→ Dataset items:
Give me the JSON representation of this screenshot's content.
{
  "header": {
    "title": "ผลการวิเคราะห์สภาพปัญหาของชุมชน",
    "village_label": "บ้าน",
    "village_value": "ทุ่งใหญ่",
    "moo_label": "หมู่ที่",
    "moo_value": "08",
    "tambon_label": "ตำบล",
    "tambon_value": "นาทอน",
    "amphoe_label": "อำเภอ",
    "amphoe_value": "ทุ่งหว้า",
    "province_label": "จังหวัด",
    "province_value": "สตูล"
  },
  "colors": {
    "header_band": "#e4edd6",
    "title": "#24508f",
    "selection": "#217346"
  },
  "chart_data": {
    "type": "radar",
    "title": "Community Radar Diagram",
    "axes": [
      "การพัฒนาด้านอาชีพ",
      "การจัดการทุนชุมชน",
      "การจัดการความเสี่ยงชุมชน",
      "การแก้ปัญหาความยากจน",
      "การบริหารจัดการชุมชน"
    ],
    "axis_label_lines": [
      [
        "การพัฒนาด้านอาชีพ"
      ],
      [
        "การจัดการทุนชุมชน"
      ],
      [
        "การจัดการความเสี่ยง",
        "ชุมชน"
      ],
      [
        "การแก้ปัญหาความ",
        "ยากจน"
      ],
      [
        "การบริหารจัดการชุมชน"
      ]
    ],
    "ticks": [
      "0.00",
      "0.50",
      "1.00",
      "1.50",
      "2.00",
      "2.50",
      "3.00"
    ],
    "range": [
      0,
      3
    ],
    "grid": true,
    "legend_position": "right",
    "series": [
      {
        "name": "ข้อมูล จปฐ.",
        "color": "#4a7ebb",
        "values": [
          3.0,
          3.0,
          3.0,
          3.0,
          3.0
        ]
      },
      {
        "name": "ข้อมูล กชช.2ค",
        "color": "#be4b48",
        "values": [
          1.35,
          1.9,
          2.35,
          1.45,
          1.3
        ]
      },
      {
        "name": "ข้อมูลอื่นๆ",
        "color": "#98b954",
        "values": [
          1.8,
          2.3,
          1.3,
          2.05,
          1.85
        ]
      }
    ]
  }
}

→ Goal: Copy out every line holding the string "ดการความเส".

→ In response:
      "การจัดการความเสี่ยงชุมชน",
        "การจัดการความเสี่ยง",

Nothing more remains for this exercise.